## Exercise:
Omit the images, then print each record below exactly as it reads.

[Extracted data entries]
# # #

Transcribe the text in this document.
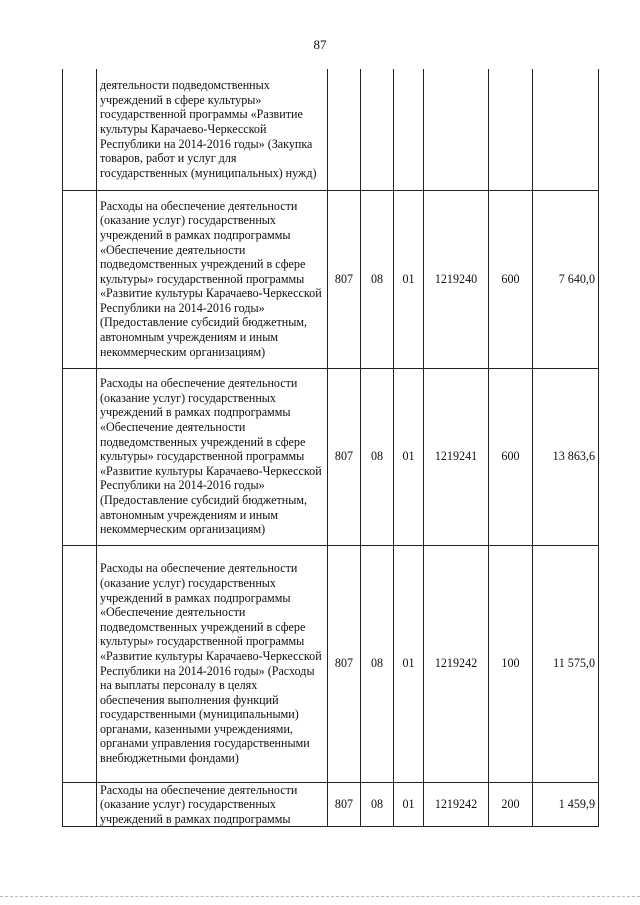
87
	деятельности подведомственных учреждений в сфере культуры» государственной программы «Развитие культуры Карачаево-Черкесской Республики на 2014-2016 годы» (Закупка товаров, работ и услуг для государственных (муниципальных) нужд)						
	Расходы на обеспечение деятельности (оказание услуг) государственных учреждений в рамках подпрограммы «Обеспечение деятельности подведомственных учреждений в сфере культуры» государственной программы «Развитие культуры Карачаево-Черкесской Республики на 2014-2016 годы» (Предоставление субсидий бюджетным, автономным учреждениям и иным некоммерческим организациям)	807	08	01	1219240	600	7 640,0
	Расходы на обеспечение деятельности (оказание услуг) государственных учреждений в рамках подпрограммы «Обеспечение деятельности подведомственных учреждений в сфере культуры» государственной программы «Развитие культуры Карачаево-Черкесской Республики на 2014-2016 годы» (Предоставление субсидий бюджетным, автономным учреждениям и иным некоммерческим организациям)	807	08	01	1219241	600	13 863,6
	Расходы на обеспечение деятельности (оказание услуг) государственных учреждений в рамках подпрограммы «Обеспечение деятельности подведомственных учреждений в сфере культуры» государственной программы «Развитие культуры Карачаево-Черкесской Республики на 2014-2016 годы» (Расходы на выплаты персоналу в целях обеспечения выполнения функций государственными (муниципальными) органами, казенными учреждениями, органами управления государственными внебюджетными фондами)	807	08	01	1219242	100	11 575,0
	Расходы на обеспечение деятельности (оказание услуг) государственных учреждений в рамках подпрограммы	807	08	01	1219242	200	1 459,9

# # #

## Written response:
Transcribe the text in this document.
87
	деятельности подведомственных учреждений в сфере культуры» государственной программы «Развитие культуры Карачаево-Черкесской Республики на 2014-2016 годы» (Закупка товаров, работ и услуг для государственных (муниципальных) нужд)						
	Расходы на обеспечение деятельности (оказание услуг) государственных учреждений в рамках подпрограммы «Обеспечение деятельности подведомственных учреждений в сфере культуры» государственной программы «Развитие культуры Карачаево-Черкесской Республики на 2014-2016 годы» (Предоставление субсидий бюджетным, автономным учреждениям и иным некоммерческим организациям)	807	08	01	1219240	600	7 640,0
	Расходы на обеспечение деятельности (оказание услуг) государственных учреждений в рамках подпрограммы «Обеспечение деятельности подведомственных учреждений в сфере культуры» государственной программы «Развитие культуры Карачаево-Черкесской Республики на 2014-2016 годы» (Предоставление субсидий бюджетным, автономным учреждениям и иным некоммерческим организациям)	807	08	01	1219241	600	13 863,6
	Расходы на обеспечение деятельности (оказание услуг) государственных учреждений в рамках подпрограммы «Обеспечение деятельности подведомственных учреждений в сфере культуры» государственной программы «Развитие культуры Карачаево-Черкесской Республики на 2014-2016 годы» (Расходы на выплаты персоналу в целях обеспечения выполнения функций государственными (муниципальными) органами, казенными учреждениями, органами управления государственными внебюджетными фондами)	807	08	01	1219242	100	11 575,0
	Расходы на обеспечение деятельности (оказание услуг) государственных учреждений в рамках подпрограммы	807	08	01	1219242	200	1 459,9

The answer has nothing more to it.